▶ [Task objective]:
Transcribe all records exactly.
## BEGIN
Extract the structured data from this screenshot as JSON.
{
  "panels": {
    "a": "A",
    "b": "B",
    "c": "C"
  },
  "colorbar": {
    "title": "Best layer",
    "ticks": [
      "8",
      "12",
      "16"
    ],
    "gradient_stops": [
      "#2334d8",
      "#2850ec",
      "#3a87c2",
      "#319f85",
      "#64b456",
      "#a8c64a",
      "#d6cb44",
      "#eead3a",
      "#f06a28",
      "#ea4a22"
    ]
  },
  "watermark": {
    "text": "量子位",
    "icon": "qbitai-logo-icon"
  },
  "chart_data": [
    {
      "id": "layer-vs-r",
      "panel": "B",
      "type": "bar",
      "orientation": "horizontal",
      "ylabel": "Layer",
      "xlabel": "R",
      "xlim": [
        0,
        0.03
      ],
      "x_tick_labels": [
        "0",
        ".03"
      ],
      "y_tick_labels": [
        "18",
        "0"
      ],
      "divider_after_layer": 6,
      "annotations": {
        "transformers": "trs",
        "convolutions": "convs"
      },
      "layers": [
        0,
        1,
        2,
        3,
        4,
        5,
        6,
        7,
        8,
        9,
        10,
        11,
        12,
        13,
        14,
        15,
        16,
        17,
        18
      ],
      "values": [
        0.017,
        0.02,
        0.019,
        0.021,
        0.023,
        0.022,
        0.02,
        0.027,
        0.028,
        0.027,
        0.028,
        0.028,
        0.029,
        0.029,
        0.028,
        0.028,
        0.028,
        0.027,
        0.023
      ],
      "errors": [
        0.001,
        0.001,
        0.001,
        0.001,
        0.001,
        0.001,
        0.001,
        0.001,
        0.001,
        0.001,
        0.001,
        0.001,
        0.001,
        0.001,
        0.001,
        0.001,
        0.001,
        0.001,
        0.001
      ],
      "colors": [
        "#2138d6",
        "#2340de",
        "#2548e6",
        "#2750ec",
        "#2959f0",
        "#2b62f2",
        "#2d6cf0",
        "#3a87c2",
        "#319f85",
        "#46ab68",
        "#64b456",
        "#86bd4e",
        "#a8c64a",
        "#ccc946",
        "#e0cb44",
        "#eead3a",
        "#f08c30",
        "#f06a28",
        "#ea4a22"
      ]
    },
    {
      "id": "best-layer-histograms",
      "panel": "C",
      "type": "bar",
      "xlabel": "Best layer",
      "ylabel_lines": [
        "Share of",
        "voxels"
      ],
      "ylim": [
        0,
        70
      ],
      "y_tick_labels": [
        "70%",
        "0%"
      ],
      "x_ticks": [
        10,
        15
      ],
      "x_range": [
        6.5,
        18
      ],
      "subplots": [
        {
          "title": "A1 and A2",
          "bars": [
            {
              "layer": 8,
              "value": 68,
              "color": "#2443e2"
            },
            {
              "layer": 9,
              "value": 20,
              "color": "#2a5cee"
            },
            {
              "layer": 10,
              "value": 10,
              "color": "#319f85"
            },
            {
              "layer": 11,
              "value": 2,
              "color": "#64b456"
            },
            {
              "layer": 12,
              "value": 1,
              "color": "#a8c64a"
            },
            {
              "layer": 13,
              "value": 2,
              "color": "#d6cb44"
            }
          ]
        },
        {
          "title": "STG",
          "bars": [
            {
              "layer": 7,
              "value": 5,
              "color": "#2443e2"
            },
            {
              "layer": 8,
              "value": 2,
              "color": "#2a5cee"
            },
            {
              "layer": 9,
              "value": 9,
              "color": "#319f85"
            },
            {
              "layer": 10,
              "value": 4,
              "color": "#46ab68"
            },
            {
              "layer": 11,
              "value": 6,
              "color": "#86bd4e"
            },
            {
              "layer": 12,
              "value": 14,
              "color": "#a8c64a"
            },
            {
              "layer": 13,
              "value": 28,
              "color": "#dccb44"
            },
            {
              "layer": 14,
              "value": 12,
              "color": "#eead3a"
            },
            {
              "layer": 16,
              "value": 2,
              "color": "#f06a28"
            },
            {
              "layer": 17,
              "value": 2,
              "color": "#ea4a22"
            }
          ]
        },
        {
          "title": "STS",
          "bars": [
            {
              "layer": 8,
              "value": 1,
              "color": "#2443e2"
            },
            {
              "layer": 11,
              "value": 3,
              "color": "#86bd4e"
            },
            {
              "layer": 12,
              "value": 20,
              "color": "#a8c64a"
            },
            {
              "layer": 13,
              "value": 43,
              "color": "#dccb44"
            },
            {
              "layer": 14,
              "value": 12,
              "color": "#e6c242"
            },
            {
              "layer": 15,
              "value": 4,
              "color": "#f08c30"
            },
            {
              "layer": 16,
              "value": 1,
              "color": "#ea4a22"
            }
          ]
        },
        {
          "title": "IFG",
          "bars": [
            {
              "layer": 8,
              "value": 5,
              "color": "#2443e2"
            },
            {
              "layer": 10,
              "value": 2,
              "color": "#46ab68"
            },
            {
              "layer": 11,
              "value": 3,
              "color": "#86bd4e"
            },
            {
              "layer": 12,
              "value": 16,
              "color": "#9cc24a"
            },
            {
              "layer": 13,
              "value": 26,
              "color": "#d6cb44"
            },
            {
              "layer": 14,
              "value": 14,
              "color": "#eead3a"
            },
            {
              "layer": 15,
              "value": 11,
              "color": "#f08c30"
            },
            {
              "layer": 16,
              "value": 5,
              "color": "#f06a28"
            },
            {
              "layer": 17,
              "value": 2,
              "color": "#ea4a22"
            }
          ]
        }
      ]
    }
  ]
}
## END
▶ [Exercise answer]:
Extract the structured data from this screenshot as JSON.
{
  "panels": {
    "a": "A",
    "b": "B",
    "c": "C"
  },
  "colorbar": {
    "title": "Best layer",
    "ticks": [
      "8",
      "12",
      "16"
    ],
    "gradient_stops": [
      "#2334d8",
      "#2850ec",
      "#3a87c2",
      "#319f85",
      "#64b456",
      "#a8c64a",
      "#d6cb44",
      "#eead3a",
      "#f06a28",
      "#ea4a22"
    ]
  },
  "watermark": {
    "text": "量子位",
    "icon": "qbitai-logo-icon"
  },
  "chart_data": [
    {
      "id": "layer-vs-r",
      "panel": "B",
      "type": "bar",
      "orientation": "horizontal",
      "ylabel": "Layer",
      "xlabel": "R",
      "xlim": [
        0,
        0.03
      ],
      "x_tick_labels": [
        "0",
        ".03"
      ],
      "y_tick_labels": [
        "18",
        "0"
      ],
      "divider_after_layer": 6,
      "annotations": {
        "transformers": "trs",
        "convolutions": "convs"
      },
      "layers": [
        0,
        1,
        2,
        3,
        4,
        5,
        6,
        7,
        8,
        9,
        10,
        11,
        12,
        13,
        14,
        15,
        16,
        17,
        18
      ],
      "values": [
        0.017,
        0.02,
        0.019,
        0.021,
        0.023,
        0.022,
        0.02,
        0.027,
        0.028,
        0.027,
        0.028,
        0.028,
        0.029,
        0.029,
        0.028,
        0.028,
        0.028,
        0.027,
        0.023
      ],
      "errors": [
        0.001,
        0.001,
        0.001,
        0.001,
        0.001,
        0.001,
        0.001,
        0.001,
        0.001,
        0.001,
        0.001,
        0.001,
        0.001,
        0.001,
        0.001,
        0.001,
        0.001,
        0.001,
        0.001
      ],
      "colors": [
        "#2138d6",
        "#2340de",
        "#2548e6",
        "#2750ec",
        "#2959f0",
        "#2b62f2",
        "#2d6cf0",
        "#3a87c2",
        "#319f85",
        "#46ab68",
        "#64b456",
        "#86bd4e",
        "#a8c64a",
        "#ccc946",
        "#e0cb44",
        "#eead3a",
        "#f08c30",
        "#f06a28",
        "#ea4a22"
      ]
    },
    {
      "id": "best-layer-histograms",
      "panel": "C",
      "type": "bar",
      "xlabel": "Best layer",
      "ylabel_lines": [
        "Share of",
        "voxels"
      ],
      "ylim": [
        0,
        70
      ],
      "y_tick_labels": [
        "70%",
        "0%"
      ],
      "x_ticks": [
        10,
        15
      ],
      "x_range": [
        6.5,
        18
      ],
      "subplots": [
        {
          "title": "A1 and A2",
          "bars": [
            {
              "layer": 8,
              "value": 68,
              "color": "#2443e2"
            },
            {
              "layer": 9,
              "value": 20,
              "color": "#2a5cee"
            },
            {
              "layer": 10,
              "value": 10,
              "color": "#319f85"
            },
            {
              "layer": 11,
              "value": 2,
              "color": "#64b456"
            },
            {
              "layer": 12,
              "value": 1,
              "color": "#a8c64a"
            },
            {
              "layer": 13,
              "value": 2,
              "color": "#d6cb44"
            }
          ]
        },
        {
          "title": "STG",
          "bars": [
            {
              "layer": 7,
              "value": 5,
              "color": "#2443e2"
            },
            {
              "layer": 8,
              "value": 2,
              "color": "#2a5cee"
            },
            {
              "layer": 9,
              "value": 9,
              "color": "#319f85"
            },
            {
              "layer": 10,
              "value": 4,
              "color": "#46ab68"
            },
            {
              "layer": 11,
              "value": 6,
              "color": "#86bd4e"
            },
            {
              "layer": 12,
              "value": 14,
              "color": "#a8c64a"
            },
            {
              "layer": 13,
              "value": 28,
              "color": "#dccb44"
            },
            {
              "layer": 14,
              "value": 12,
              "color": "#eead3a"
            },
            {
              "layer": 16,
              "value": 2,
              "color": "#f06a28"
            },
            {
              "layer": 17,
              "value": 2,
              "color": "#ea4a22"
            }
          ]
        },
        {
          "title": "STS",
          "bars": [
            {
              "layer": 8,
              "value": 1,
              "color": "#2443e2"
            },
            {
              "layer": 11,
              "value": 3,
              "color": "#86bd4e"
            },
            {
              "layer": 12,
              "value": 20,
              "color": "#a8c64a"
            },
            {
              "layer": 13,
              "value": 43,
              "color": "#dccb44"
            },
            {
              "layer": 14,
              "value": 12,
              "color": "#e6c242"
            },
            {
              "layer": 15,
              "value": 4,
              "color": "#f08c30"
            },
            {
              "layer": 16,
              "value": 1,
              "color": "#ea4a22"
            }
          ]
        },
        {
          "title": "IFG",
          "bars": [
            {
              "layer": 8,
              "value": 5,
              "color": "#2443e2"
            },
            {
              "layer": 10,
              "value": 2,
              "color": "#46ab68"
            },
            {
              "layer": 11,
              "value": 3,
              "color": "#86bd4e"
            },
            {
              "layer": 12,
              "value": 16,
              "color": "#9cc24a"
            },
            {
              "layer": 13,
              "value": 26,
              "color": "#d6cb44"
            },
            {
              "layer": 14,
              "value": 14,
              "color": "#eead3a"
            },
            {
              "layer": 15,
              "value": 11,
              "color": "#f08c30"
            },
            {
              "layer": 16,
              "value": 5,
              "color": "#f06a28"
            },
            {
              "layer": 17,
              "value": 2,
              "color": "#ea4a22"
            }
          ]
        }
      ]
    }
  ]
}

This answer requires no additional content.